____ Entries

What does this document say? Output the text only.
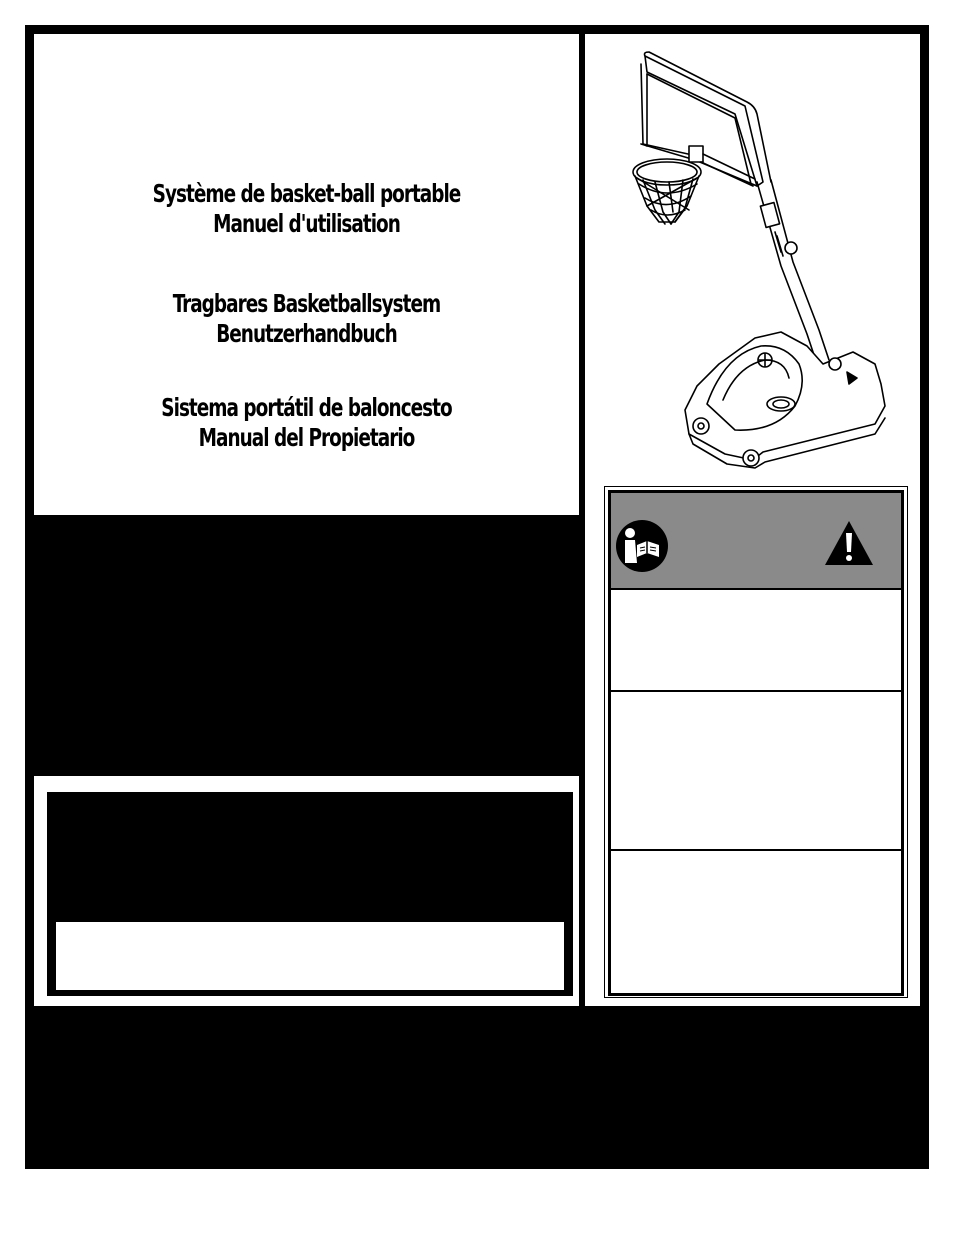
Système de basket-ball portable
Manuel d'utilisation
Tragbares Basketballsystem
Benutzerhandbuch
Sistema portátil de baloncesto
Manual del Propietario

________

Do not include the images; transcribe the rest of the listing exactly.

What does this document say? Output the text only.
Système de basket-ball portable
Manuel d'utilisation
Tragbares Basketballsystem
Benutzerhandbuch
Sistema portátil de baloncesto
Manual del Propietario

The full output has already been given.